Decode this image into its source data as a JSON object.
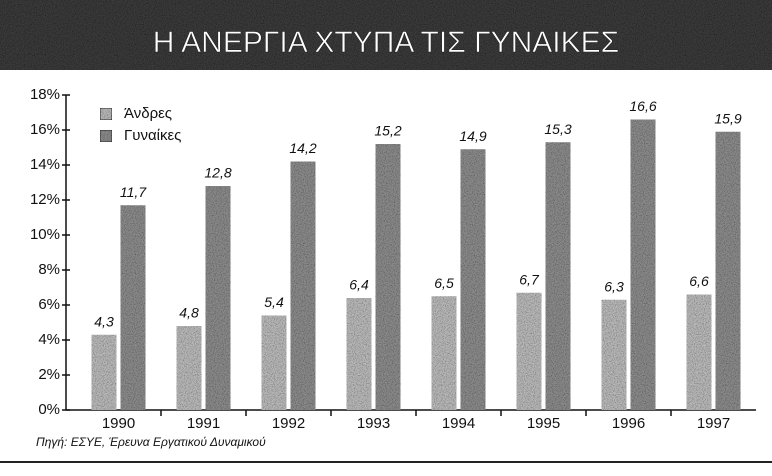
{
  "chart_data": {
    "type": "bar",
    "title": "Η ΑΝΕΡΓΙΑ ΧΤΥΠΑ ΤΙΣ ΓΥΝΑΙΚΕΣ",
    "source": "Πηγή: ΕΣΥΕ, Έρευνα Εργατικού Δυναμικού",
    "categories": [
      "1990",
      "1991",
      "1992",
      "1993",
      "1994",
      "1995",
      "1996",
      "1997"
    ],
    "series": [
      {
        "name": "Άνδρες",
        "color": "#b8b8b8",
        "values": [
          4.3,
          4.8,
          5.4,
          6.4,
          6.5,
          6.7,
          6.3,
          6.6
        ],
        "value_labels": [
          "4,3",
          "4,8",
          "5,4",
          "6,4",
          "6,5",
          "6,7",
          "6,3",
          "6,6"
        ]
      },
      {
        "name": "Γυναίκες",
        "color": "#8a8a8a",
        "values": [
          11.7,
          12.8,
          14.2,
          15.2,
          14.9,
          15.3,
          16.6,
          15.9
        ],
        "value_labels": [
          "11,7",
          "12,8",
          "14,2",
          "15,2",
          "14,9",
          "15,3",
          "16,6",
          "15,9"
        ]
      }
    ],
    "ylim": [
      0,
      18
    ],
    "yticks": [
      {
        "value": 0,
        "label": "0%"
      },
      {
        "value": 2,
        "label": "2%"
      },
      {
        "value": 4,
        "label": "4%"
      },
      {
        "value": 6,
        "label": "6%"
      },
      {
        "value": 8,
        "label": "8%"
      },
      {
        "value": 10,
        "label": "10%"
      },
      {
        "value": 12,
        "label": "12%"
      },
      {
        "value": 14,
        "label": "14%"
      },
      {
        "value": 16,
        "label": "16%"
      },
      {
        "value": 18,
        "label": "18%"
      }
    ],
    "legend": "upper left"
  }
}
--- --- ---
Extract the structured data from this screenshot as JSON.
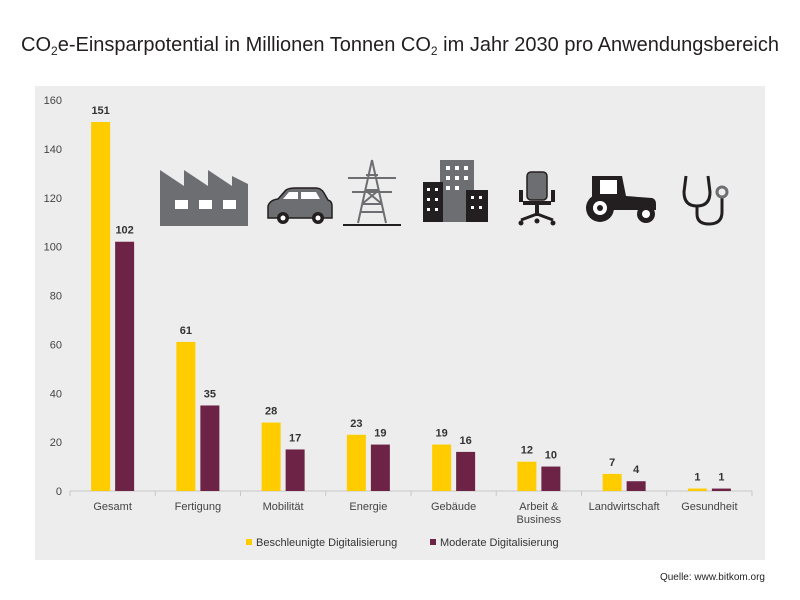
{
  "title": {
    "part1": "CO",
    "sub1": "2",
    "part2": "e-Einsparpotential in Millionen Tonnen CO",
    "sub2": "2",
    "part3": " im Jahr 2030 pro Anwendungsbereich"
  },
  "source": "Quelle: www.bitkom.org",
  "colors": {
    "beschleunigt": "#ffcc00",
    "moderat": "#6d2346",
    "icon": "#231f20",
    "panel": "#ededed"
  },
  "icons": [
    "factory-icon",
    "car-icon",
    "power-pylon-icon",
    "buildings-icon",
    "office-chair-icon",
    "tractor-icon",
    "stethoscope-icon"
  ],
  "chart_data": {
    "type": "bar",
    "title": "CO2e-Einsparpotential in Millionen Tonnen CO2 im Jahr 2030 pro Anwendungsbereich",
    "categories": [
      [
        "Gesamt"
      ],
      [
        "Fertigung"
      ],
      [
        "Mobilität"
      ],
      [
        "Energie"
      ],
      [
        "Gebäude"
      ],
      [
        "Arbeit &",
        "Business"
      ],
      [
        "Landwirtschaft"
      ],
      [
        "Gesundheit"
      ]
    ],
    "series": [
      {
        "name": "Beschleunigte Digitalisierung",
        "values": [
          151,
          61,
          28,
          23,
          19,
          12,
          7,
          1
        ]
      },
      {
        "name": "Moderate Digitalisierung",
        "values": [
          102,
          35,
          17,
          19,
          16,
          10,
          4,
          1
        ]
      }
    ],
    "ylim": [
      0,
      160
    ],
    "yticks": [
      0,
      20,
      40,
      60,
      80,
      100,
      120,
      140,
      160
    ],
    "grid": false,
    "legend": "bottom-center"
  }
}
--- --- ---
Give only the count of lines in the data that include the string "Tonnen".

Answer to this exercise
2